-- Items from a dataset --
## start

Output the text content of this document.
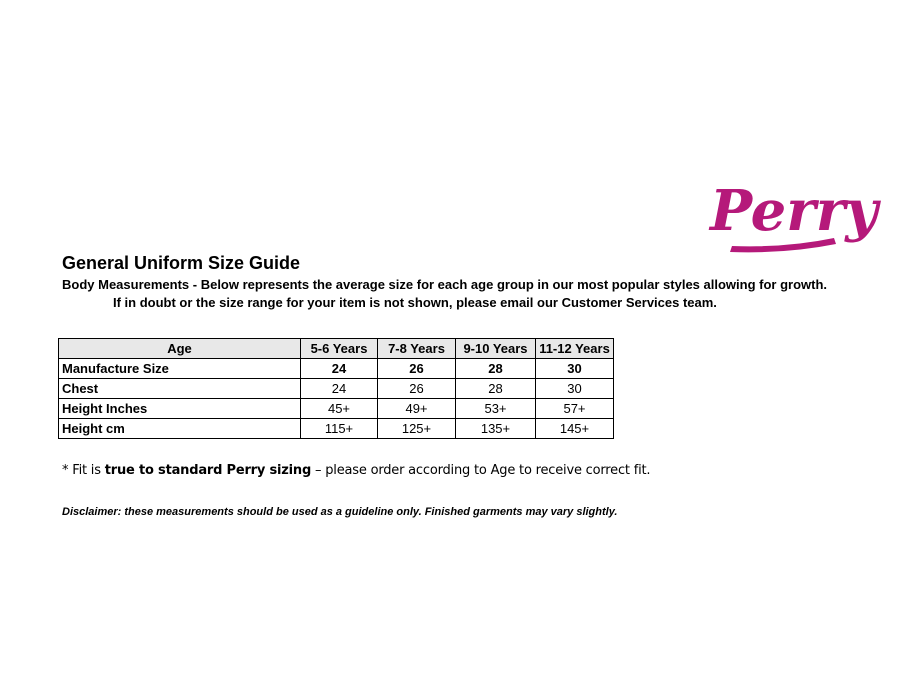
Perry
General Uniform Size Guide
Body Measurements - Below represents the average size for each age group in our most popular styles allowing for growth.
If in doubt or the size range for your item is not shown, please email our Customer Services team.
Age	5-6 Years	7-8 Years	9-10 Years	11-12 Years
Manufacture Size	24	26	28	30
Chest	24	26	28	30
Height Inches	45+	49+	53+	57+
Height cm	115+	125+	135+	145+
* Fit is true to standard Perry sizing – please order according to Age to receive correct fit.
Disclaimer: these measurements should be used as a guideline only. Finished garments may vary slightly.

## end

-- What to produce --
Transcribe all of the material exactly, leaving out whatever pictures it contains.

-- Solution for this exercise --
Output the text content of this document.
Perry
General Uniform Size Guide
Body Measurements - Below represents the average size for each age group in our most popular styles allowing for growth.
If in doubt or the size range for your item is not shown, please email our Customer Services team.
Age	5-6 Years	7-8 Years	9-10 Years	11-12 Years
Manufacture Size	24	26	28	30
Chest	24	26	28	30
Height Inches	45+	49+	53+	57+
Height cm	115+	125+	135+	145+
* Fit is true to standard Perry sizing – please order according to Age to receive correct fit.
Disclaimer: these measurements should be used as a guideline only. Finished garments may vary slightly.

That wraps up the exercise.